* [Brief]: Work out how many lines include "name" and answer with that number only.

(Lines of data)
>>>>

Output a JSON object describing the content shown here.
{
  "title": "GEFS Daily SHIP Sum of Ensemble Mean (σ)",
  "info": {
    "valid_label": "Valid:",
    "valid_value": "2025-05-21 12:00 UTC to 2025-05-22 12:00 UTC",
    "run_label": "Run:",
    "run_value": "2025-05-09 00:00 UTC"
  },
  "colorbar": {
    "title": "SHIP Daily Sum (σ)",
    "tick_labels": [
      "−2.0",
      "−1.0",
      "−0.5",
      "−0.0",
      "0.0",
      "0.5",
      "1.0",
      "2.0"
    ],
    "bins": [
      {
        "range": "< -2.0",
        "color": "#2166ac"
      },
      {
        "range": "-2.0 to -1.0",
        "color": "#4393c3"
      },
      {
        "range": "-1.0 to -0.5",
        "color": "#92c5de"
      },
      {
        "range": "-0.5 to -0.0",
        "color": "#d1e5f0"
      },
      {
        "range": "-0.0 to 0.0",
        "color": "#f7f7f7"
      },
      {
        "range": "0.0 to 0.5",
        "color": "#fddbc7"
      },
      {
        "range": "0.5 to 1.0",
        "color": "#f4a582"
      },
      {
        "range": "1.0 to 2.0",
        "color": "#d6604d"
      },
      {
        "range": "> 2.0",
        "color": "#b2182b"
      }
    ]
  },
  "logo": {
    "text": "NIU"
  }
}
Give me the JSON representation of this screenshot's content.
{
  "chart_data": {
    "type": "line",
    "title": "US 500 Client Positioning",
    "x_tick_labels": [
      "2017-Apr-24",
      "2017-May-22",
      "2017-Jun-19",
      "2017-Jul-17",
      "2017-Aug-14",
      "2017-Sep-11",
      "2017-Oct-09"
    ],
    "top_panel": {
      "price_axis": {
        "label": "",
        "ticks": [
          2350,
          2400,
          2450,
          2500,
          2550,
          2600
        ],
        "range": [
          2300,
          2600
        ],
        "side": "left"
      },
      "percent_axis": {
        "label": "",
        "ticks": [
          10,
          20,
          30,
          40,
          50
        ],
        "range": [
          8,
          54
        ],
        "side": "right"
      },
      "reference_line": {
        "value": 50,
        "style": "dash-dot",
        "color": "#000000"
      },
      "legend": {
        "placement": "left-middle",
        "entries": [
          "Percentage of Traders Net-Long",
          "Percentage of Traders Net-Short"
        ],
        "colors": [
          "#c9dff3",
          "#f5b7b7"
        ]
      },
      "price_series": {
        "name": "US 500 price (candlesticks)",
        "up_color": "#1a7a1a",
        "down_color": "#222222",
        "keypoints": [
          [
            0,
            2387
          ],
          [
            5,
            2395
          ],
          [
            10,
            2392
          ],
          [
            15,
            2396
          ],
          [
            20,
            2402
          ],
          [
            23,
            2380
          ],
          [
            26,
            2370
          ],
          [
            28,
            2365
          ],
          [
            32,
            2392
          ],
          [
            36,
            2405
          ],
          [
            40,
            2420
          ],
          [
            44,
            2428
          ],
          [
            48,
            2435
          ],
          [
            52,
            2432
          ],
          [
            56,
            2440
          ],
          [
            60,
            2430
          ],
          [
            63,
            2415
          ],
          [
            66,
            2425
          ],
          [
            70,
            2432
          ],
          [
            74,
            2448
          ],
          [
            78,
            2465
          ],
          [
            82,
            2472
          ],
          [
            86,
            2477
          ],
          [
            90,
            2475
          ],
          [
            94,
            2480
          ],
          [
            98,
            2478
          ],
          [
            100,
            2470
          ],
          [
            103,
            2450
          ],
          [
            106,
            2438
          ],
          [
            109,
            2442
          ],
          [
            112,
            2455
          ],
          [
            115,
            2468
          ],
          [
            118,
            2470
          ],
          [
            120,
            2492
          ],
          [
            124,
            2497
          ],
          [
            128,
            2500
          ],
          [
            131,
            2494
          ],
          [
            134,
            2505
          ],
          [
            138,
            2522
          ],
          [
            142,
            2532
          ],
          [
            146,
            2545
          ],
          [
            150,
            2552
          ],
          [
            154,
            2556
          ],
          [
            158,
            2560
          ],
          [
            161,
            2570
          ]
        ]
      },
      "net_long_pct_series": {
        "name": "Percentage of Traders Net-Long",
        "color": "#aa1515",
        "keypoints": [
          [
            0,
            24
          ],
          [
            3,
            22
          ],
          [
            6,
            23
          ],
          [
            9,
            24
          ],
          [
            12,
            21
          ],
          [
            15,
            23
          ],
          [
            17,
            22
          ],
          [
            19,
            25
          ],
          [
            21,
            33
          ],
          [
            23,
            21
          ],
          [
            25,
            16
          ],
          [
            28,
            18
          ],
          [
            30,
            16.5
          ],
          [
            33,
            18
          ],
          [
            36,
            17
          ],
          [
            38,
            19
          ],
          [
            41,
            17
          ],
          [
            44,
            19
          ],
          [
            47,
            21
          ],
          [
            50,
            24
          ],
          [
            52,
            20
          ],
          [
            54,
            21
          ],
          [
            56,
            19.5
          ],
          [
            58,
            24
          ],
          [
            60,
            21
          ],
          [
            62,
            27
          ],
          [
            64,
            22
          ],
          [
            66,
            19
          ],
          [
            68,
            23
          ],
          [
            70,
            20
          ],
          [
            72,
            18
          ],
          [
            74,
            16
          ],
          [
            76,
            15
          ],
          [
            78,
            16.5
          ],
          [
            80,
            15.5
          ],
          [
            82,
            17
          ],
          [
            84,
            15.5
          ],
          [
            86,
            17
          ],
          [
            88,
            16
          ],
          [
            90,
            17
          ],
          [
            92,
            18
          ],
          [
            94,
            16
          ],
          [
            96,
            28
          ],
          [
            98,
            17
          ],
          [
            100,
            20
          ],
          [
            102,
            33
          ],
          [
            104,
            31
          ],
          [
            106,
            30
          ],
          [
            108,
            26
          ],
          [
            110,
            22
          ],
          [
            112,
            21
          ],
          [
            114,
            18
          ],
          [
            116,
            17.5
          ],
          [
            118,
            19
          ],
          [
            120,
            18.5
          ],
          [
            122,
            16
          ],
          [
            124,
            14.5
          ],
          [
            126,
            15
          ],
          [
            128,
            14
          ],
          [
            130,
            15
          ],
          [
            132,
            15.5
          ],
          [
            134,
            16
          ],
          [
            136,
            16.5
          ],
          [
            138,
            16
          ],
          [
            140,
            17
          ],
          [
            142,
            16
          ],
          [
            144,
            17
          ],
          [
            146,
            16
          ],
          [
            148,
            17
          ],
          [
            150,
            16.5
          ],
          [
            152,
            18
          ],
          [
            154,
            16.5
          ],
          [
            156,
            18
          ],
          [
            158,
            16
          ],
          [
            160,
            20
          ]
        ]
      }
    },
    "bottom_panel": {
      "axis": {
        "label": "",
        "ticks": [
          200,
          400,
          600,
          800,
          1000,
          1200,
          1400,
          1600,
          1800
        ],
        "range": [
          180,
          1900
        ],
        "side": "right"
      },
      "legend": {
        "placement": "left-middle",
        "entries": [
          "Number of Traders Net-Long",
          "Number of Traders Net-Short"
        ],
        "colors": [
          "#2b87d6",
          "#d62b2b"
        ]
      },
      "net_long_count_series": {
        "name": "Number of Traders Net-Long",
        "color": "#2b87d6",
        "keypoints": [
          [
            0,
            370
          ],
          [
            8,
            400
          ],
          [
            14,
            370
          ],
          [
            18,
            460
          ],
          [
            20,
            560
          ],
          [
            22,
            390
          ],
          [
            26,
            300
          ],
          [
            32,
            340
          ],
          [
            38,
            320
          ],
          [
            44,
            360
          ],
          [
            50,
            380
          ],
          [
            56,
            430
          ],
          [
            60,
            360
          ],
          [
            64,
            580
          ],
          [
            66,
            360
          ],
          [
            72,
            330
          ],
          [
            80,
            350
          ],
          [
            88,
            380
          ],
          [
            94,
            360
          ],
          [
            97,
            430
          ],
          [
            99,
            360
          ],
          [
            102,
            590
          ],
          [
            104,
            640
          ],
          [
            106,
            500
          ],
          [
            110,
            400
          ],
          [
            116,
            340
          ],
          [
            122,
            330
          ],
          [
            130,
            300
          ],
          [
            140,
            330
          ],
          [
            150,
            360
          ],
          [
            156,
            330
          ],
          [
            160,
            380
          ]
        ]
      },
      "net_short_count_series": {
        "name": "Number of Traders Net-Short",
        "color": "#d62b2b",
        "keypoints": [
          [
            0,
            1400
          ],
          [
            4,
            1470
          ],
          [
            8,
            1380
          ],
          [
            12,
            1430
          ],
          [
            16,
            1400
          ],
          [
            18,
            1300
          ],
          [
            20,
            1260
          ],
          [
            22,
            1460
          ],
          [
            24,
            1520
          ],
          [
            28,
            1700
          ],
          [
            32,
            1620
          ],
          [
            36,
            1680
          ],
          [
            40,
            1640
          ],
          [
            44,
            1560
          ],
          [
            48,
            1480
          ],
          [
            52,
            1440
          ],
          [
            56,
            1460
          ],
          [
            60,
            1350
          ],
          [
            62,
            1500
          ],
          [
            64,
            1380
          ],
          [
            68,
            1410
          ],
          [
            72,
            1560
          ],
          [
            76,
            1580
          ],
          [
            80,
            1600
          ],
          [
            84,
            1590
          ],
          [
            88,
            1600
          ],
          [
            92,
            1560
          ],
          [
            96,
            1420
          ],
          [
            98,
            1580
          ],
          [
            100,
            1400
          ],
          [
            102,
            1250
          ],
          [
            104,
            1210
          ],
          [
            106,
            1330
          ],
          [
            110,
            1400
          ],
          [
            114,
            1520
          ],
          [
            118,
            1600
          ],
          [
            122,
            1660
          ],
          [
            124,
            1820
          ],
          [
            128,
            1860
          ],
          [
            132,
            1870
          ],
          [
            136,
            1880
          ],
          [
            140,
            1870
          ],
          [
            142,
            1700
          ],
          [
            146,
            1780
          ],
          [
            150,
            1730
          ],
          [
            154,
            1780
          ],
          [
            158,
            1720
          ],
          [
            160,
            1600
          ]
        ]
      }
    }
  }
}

<<<<

* [Expected output]: 4